WHAT NEEDS TO BE DONE:
Which lines include the word "ingin"? Copy each of them.

-- start EXTRACTED MATERIAL --

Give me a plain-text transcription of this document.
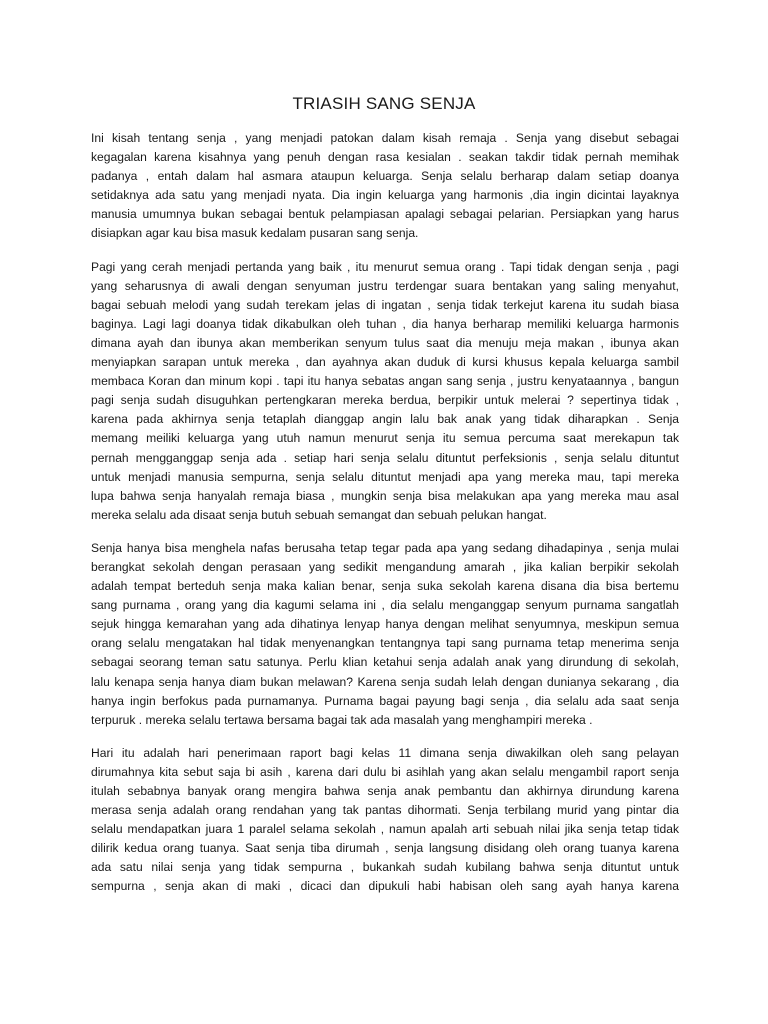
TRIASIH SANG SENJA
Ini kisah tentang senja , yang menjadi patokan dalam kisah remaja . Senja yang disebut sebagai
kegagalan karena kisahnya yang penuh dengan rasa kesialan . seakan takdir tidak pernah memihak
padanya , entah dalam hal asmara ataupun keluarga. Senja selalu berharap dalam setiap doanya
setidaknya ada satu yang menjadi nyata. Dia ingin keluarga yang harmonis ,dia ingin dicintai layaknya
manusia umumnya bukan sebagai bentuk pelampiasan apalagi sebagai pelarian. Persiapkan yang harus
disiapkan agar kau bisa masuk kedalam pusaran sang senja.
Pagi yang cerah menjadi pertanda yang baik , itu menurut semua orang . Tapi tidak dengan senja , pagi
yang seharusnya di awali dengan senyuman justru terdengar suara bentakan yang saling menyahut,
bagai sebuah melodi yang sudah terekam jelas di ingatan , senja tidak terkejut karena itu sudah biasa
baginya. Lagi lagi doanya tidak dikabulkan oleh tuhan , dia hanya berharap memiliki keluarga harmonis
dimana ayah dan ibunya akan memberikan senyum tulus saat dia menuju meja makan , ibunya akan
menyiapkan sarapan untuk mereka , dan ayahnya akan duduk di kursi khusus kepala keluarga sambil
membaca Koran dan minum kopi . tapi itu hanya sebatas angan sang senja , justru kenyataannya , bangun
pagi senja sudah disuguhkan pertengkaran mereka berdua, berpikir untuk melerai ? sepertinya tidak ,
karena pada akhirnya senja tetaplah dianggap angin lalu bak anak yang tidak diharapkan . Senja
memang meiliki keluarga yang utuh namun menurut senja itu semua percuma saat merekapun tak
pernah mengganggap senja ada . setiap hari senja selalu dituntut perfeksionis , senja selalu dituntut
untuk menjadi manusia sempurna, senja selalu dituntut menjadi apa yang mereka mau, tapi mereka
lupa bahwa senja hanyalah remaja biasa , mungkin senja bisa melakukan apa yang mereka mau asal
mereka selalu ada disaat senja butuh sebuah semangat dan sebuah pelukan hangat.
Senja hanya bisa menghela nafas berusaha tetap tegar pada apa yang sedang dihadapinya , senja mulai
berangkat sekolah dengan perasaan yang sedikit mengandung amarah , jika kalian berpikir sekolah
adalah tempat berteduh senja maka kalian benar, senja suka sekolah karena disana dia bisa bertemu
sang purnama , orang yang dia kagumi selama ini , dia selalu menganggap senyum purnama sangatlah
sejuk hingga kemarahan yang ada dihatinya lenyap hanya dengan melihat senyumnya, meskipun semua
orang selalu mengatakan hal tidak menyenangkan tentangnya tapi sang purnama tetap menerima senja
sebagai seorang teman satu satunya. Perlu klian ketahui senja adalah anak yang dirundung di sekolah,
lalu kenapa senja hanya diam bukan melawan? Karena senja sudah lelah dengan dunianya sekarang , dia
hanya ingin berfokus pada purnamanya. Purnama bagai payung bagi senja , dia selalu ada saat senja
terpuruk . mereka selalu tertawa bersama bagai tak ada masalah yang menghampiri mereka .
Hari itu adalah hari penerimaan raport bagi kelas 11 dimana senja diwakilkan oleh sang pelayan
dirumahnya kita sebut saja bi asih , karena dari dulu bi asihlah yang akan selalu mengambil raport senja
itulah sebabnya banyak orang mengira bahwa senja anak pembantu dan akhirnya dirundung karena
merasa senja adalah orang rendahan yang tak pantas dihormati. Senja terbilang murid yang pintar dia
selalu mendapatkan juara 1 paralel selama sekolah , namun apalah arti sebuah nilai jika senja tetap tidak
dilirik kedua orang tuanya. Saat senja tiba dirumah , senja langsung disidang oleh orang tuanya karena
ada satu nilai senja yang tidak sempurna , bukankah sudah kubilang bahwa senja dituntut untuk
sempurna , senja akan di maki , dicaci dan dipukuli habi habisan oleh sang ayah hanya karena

-- end EXTRACTED MATERIAL --
-- start EXTRACTED MATERIAL --

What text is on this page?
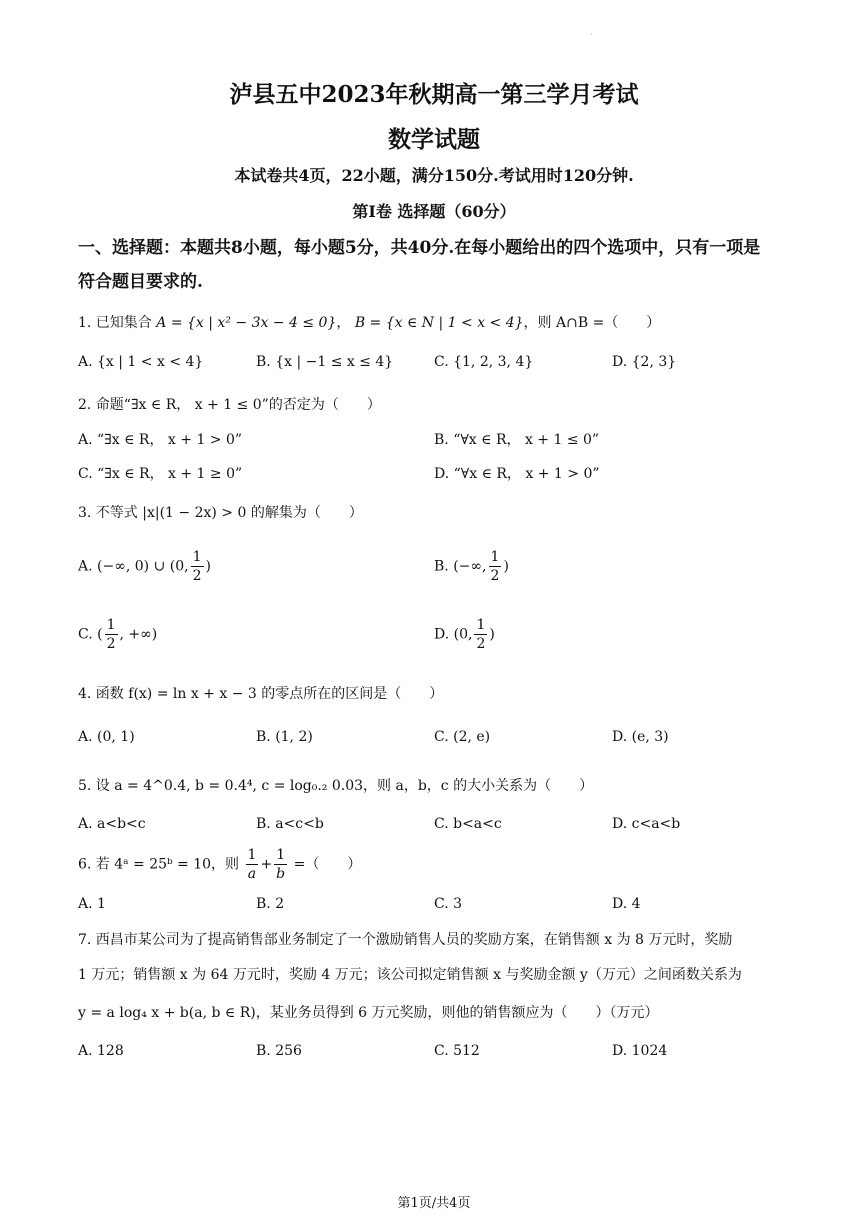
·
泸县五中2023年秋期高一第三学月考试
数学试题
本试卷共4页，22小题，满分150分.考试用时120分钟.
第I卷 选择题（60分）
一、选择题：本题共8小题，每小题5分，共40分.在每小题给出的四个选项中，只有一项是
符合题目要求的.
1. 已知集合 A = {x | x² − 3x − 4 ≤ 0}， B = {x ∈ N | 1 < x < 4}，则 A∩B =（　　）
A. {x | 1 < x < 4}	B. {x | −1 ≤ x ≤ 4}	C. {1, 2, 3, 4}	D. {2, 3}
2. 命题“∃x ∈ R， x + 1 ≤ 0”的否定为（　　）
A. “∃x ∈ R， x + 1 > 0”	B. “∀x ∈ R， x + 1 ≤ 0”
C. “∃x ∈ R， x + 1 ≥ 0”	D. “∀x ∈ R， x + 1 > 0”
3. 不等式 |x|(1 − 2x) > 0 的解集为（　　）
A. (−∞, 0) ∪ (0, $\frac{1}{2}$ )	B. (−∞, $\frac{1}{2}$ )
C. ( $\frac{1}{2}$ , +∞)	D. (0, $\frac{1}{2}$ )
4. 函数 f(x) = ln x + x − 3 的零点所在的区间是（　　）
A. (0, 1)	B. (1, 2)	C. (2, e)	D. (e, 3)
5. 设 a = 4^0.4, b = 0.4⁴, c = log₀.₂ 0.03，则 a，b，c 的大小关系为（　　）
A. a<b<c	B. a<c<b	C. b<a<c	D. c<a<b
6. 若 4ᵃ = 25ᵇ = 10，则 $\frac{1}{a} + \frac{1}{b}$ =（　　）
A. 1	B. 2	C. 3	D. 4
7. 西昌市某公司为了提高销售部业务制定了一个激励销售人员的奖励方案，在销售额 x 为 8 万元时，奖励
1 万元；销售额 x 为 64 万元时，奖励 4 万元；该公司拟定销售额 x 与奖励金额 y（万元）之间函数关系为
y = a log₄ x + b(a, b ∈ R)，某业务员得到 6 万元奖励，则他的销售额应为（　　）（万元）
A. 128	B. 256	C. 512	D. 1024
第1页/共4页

-- end EXTRACTED MATERIAL --
-- start EXTRACTED MATERIAL --

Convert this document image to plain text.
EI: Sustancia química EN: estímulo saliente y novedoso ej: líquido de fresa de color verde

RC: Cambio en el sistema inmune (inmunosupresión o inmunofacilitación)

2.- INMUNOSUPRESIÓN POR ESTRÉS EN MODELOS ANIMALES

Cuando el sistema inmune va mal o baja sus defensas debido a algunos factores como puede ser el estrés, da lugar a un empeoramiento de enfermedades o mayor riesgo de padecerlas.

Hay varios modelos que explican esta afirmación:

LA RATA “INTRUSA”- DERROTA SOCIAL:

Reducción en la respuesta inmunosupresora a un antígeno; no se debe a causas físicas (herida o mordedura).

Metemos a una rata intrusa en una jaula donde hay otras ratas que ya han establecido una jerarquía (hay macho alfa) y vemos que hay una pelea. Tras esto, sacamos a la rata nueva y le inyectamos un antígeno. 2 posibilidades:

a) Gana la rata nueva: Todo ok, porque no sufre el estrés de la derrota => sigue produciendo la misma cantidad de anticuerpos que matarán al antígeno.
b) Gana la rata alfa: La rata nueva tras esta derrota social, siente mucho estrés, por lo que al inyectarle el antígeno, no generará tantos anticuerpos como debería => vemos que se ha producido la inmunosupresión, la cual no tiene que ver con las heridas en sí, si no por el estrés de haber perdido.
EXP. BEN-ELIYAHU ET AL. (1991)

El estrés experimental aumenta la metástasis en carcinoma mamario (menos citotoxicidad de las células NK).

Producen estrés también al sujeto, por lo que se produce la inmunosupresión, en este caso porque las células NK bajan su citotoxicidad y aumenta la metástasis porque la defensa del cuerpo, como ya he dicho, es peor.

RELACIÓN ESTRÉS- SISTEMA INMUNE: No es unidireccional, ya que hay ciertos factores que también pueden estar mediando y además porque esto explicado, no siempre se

-- end EXTRACTED MATERIAL --

RESULT OF THE EXERCISE:
setidaknya ada satu yang menjadi nyata. Dia ingin keluarga yang harmonis ,dia ingin dicintai layaknya
hanya ingin berfokus pada purnamanya. Purnama bagai payung bagi senja , dia selalu ada saat senja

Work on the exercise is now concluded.